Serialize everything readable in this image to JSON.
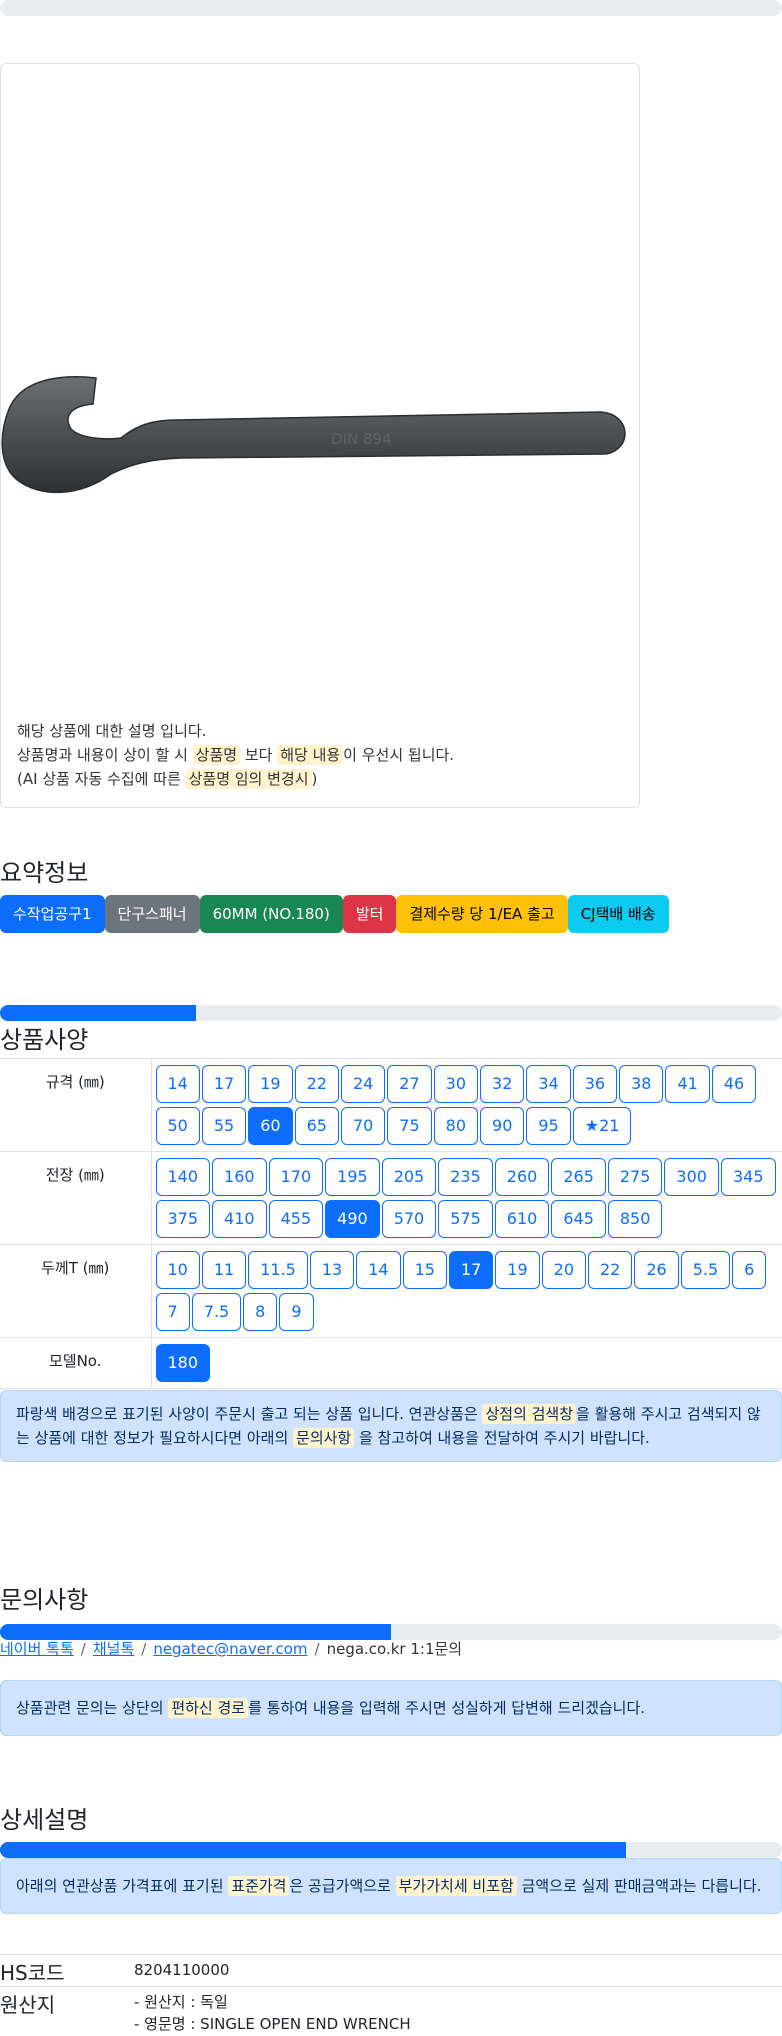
{
  "product": {
    "description": [
      "해당 상품에 대한 설명 입니다.",
      [
        "상품명과 내용이 상이 할 시 ",
        "상품명",
        " 보다 ",
        "해당 내용",
        "이 우선시 됩니다."
      ],
      [
        "(AI 상품 자동 수집에 따른 ",
        "상품명 임의 변경시",
        ")"
      ]
    ],
    "image_text": [
      "DIN 894"
    ]
  },
  "summary": {
    "title": "요약정보",
    "badges": [
      {
        "label": "수작업공구1",
        "color": "#0d6efd",
        "text_color": "#ffffff"
      },
      {
        "label": "단구스패너",
        "color": "#6c757d",
        "text_color": "#ffffff"
      },
      {
        "label": "60MM (NO.180)",
        "color": "#198754",
        "text_color": "#ffffff"
      },
      {
        "label": "발터",
        "color": "#dc3545",
        "text_color": "#ffffff"
      },
      {
        "label": "결제수량 당 1/EA 출고",
        "color": "#ffc107",
        "text_color": "#000000"
      },
      {
        "label": "CJ택배 배송",
        "color": "#0dcaf0",
        "text_color": "#000000"
      }
    ]
  },
  "specs": {
    "title": "상품사양",
    "progress": 0.25,
    "rows": [
      {
        "label": "규격 (㎜)",
        "selected": "60",
        "options": [
          "14",
          "17",
          "19",
          "22",
          "24",
          "27",
          "30",
          "32",
          "34",
          "36",
          "38",
          "41",
          "46",
          "50",
          "55",
          "60",
          "65",
          "70",
          "75",
          "80",
          "90",
          "95",
          "★21"
        ]
      },
      {
        "label": "전장 (㎜)",
        "selected": "490",
        "options": [
          "140",
          "160",
          "170",
          "195",
          "205",
          "235",
          "260",
          "265",
          "275",
          "300",
          "345",
          "375",
          "410",
          "455",
          "490",
          "570",
          "575",
          "610",
          "645",
          "850"
        ]
      },
      {
        "label": "두께T (㎜)",
        "selected": "17",
        "options": [
          "10",
          "11",
          "11.5",
          "13",
          "14",
          "15",
          "17",
          "19",
          "20",
          "22",
          "26",
          "5.5",
          "6",
          "7",
          "7.5",
          "8",
          "9"
        ]
      },
      {
        "label": "모델No.",
        "selected": "180",
        "options": [
          "180"
        ]
      }
    ],
    "notice": [
      "파랑색 배경으로 표기된 사양이 주문시 출고 되는 상품 입니다. 연관상품은 ",
      "상점의 검색창",
      "을 활용해 주시고 검색되지 않는 상품에 대한 정보가 필요하시다면 아래의 ",
      "문의사항",
      " 을 참고하여 내용을 전달하여 주시기 바랍니다."
    ]
  },
  "inquiry": {
    "title": "문의사항",
    "progress": 0.5,
    "links": [
      "네이버 톡톡",
      "채널톡",
      "negatec@naver.com"
    ],
    "plain": "nega.co.kr 1:1문의",
    "notice": [
      "상품관련 문의는 상단의 ",
      "편하신 경로",
      "를 통하여 내용을 입력해 주시면 성실하게 답변해 드리겠습니다."
    ]
  },
  "detail": {
    "title": "상세설명",
    "progress": 0.8,
    "notice": [
      "아래의 연관상품 가격표에 표기된 ",
      "표준가격",
      "은 공급가액으로 ",
      "부가가치세 비포함",
      " 금액으로 실제 판매금액과는 다릅니다."
    ],
    "rows": [
      {
        "key": "HS코드",
        "values": [
          "8204110000"
        ]
      },
      {
        "key": "원산지",
        "values": [
          "- 원산지 : 독일",
          "- 영문명 : SINGLE OPEN END WRENCH"
        ]
      }
    ]
  }
}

### WORK TO COMPLETE
Pick out and copy the lines of the entries that hold the string "title".

### ANSWER
    "title": "요약정보",
    "title": "상품사양",
    "title": "문의사항",
    "title": "상세설명",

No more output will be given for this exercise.